## WHAT THIS TASK INVOLVES
Within the data that follows, how many lines carry the string "north"? Give the number alone.

..........

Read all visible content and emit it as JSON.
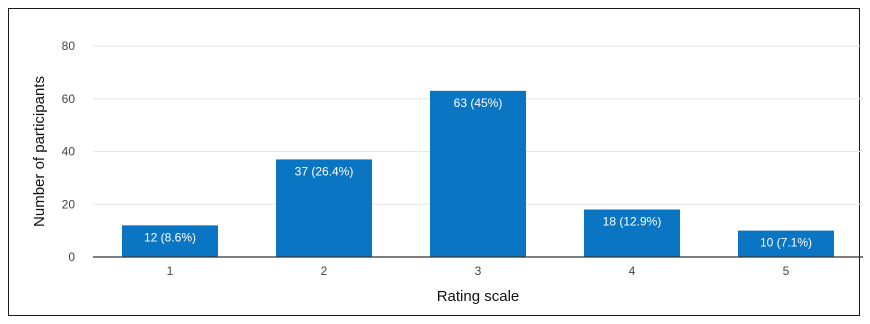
{
  "chart_data": {
    "type": "bar",
    "categories": [
      "1",
      "2",
      "3",
      "4",
      "5"
    ],
    "values": [
      12,
      37,
      63,
      18,
      10
    ],
    "data_labels": [
      "12 (8.6%)",
      "37 (26.4%)",
      "63 (45%)",
      "18 (12.9%)",
      "10 (7.1%)"
    ],
    "title": "",
    "xlabel": "Rating scale",
    "ylabel": "Number of participants",
    "ylim": [
      0,
      80
    ],
    "yticks": [
      "0",
      "20",
      "40",
      "60",
      "80"
    ],
    "grid": true,
    "legend": "none",
    "bar_color": "#0a75c2",
    "grid_color": "#e6e6e6",
    "axis_color": "#333333"
  }
}
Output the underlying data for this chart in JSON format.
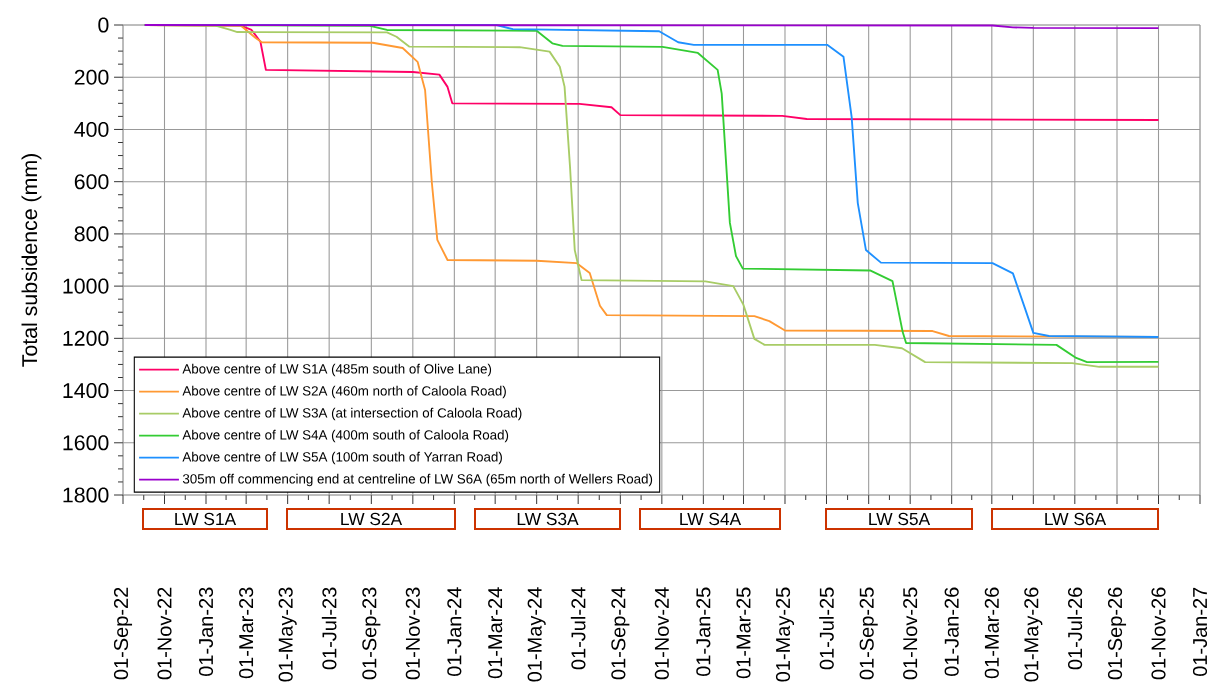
{
  "chart_data": {
    "type": "line",
    "ylabel": "Total subsidence (mm)",
    "ylim": [
      1800,
      0
    ],
    "yticks": [
      0,
      200,
      400,
      600,
      800,
      1000,
      1200,
      1400,
      1600,
      1800
    ],
    "xlim": [
      "2022-09-01",
      "2027-01-01"
    ],
    "xticks": [
      {
        "value": "2022-09-01",
        "label": "01-Sep-22"
      },
      {
        "value": "2022-11-01",
        "label": "01-Nov-22"
      },
      {
        "value": "2023-01-01",
        "label": "01-Jan-23"
      },
      {
        "value": "2023-03-01",
        "label": "01-Mar-23"
      },
      {
        "value": "2023-05-01",
        "label": "01-May-23"
      },
      {
        "value": "2023-07-01",
        "label": "01-Jul-23"
      },
      {
        "value": "2023-09-01",
        "label": "01-Sep-23"
      },
      {
        "value": "2023-11-01",
        "label": "01-Nov-23"
      },
      {
        "value": "2024-01-01",
        "label": "01-Jan-24"
      },
      {
        "value": "2024-03-01",
        "label": "01-Mar-24"
      },
      {
        "value": "2024-05-01",
        "label": "01-May-24"
      },
      {
        "value": "2024-07-01",
        "label": "01-Jul-24"
      },
      {
        "value": "2024-09-01",
        "label": "01-Sep-24"
      },
      {
        "value": "2024-11-01",
        "label": "01-Nov-24"
      },
      {
        "value": "2025-01-01",
        "label": "01-Jan-25"
      },
      {
        "value": "2025-03-01",
        "label": "01-Mar-25"
      },
      {
        "value": "2025-05-01",
        "label": "01-May-25"
      },
      {
        "value": "2025-07-01",
        "label": "01-Jul-25"
      },
      {
        "value": "2025-09-01",
        "label": "01-Sep-25"
      },
      {
        "value": "2025-11-01",
        "label": "01-Nov-25"
      },
      {
        "value": "2026-01-01",
        "label": "01-Jan-26"
      },
      {
        "value": "2026-03-01",
        "label": "01-Mar-26"
      },
      {
        "value": "2026-05-01",
        "label": "01-May-26"
      },
      {
        "value": "2026-07-01",
        "label": "01-Jul-26"
      },
      {
        "value": "2026-09-01",
        "label": "01-Sep-26"
      },
      {
        "value": "2026-11-01",
        "label": "01-Nov-26"
      },
      {
        "value": "2027-01-01",
        "label": "01-Jan-27"
      }
    ],
    "grid": true,
    "legend": "bottom left",
    "series": [
      {
        "name": "Above centre of LW S1A (485m south of Olive Lane)",
        "color": "#ff0066",
        "x": [
          "2022-10-03",
          "2023-02-21",
          "2023-03-09",
          "2023-03-22",
          "2023-03-30",
          "2023-11-01",
          "2023-12-10",
          "2023-12-22",
          "2023-12-29",
          "2024-07-03",
          "2024-08-19",
          "2024-09-01",
          "2025-04-27",
          "2025-06-02",
          "2026-11-01"
        ],
        "values": [
          0,
          2,
          19,
          64,
          172,
          180,
          190,
          237,
          300,
          302,
          315,
          345,
          348,
          360,
          364
        ]
      },
      {
        "name": "Above centre of LW S2A (460m north of Caloola Road)",
        "color": "#ff9933",
        "x": [
          "2022-10-03",
          "2023-02-21",
          "2023-03-15",
          "2023-03-24",
          "2023-09-03",
          "2023-10-17",
          "2023-11-08",
          "2023-11-19",
          "2023-11-29",
          "2023-12-07",
          "2023-12-22",
          "2024-05-01",
          "2024-06-29",
          "2024-07-18",
          "2024-08-02",
          "2024-08-12",
          "2025-03-17",
          "2025-04-08",
          "2025-05-01",
          "2025-12-04",
          "2025-12-28",
          "2026-11-01"
        ],
        "values": [
          0,
          2,
          50,
          66,
          68,
          88,
          141,
          249,
          605,
          823,
          900,
          903,
          912,
          950,
          1075,
          1111,
          1115,
          1134,
          1170,
          1172,
          1191,
          1195
        ]
      },
      {
        "name": "Above centre of LW S3A (at intersection of Caloola Road)",
        "color": "#a8cc66",
        "x": [
          "2022-10-03",
          "2023-01-15",
          "2023-02-06",
          "2023-02-16",
          "2023-09-24",
          "2023-10-08",
          "2023-10-27",
          "2024-04-06",
          "2024-05-20",
          "2024-06-04",
          "2024-06-11",
          "2024-06-19",
          "2024-06-26",
          "2024-07-06",
          "2025-01-04",
          "2025-02-14",
          "2025-03-01",
          "2025-03-17",
          "2025-04-01",
          "2025-09-10",
          "2025-10-20",
          "2025-11-23",
          "2026-06-27",
          "2026-08-06",
          "2026-11-01"
        ],
        "values": [
          0,
          2,
          19,
          27,
          28,
          45,
          83,
          85,
          102,
          160,
          236,
          542,
          862,
          977,
          982,
          1000,
          1072,
          1202,
          1225,
          1225,
          1238,
          1291,
          1295,
          1309,
          1309
        ]
      },
      {
        "name": "Above centre of LW S4A (400m south of Caloola Road)",
        "color": "#33cc33",
        "x": [
          "2022-10-03",
          "2023-08-30",
          "2023-09-24",
          "2024-05-01",
          "2024-05-24",
          "2024-06-08",
          "2024-11-02",
          "2024-12-24",
          "2025-01-22",
          "2025-01-28",
          "2025-02-09",
          "2025-02-18",
          "2025-02-28",
          "2025-09-03",
          "2025-10-06",
          "2025-10-21",
          "2025-10-26",
          "2026-06-04",
          "2026-07-03",
          "2026-07-19",
          "2026-11-01"
        ],
        "values": [
          0,
          3,
          19,
          22,
          70,
          80,
          84,
          107,
          172,
          263,
          758,
          885,
          933,
          940,
          981,
          1176,
          1218,
          1225,
          1275,
          1291,
          1290
        ]
      },
      {
        "name": "Above centre of LW S5A (100m south of Yarran Road)",
        "color": "#1e90ff",
        "x": [
          "2022-10-03",
          "2024-03-03",
          "2024-03-27",
          "2024-10-28",
          "2024-11-25",
          "2024-12-18",
          "2025-07-02",
          "2025-07-26",
          "2025-08-07",
          "2025-08-16",
          "2025-08-28",
          "2025-09-19",
          "2026-03-02",
          "2026-04-01",
          "2026-04-19",
          "2026-05-01",
          "2026-05-24",
          "2026-11-01"
        ],
        "values": [
          0,
          0,
          16,
          24,
          66,
          76,
          76,
          122,
          353,
          682,
          862,
          910,
          912,
          951,
          1087,
          1179,
          1191,
          1195
        ]
      },
      {
        "name": "305m off commencing end at centreline of LW S6A (65m north of Wellers Road)",
        "color": "#9900cc",
        "x": [
          "2022-10-03",
          "2026-03-02",
          "2026-04-01",
          "2026-05-01",
          "2026-11-01"
        ],
        "values": [
          0,
          2,
          9,
          11,
          12
        ]
      }
    ],
    "annotations": [
      "LW S1A",
      "LW S2A",
      "LW S3A",
      "LW S4A",
      "LW S5A",
      "LW S6A"
    ]
  }
}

..........

## SOLUTION TO THE EXERCISE
2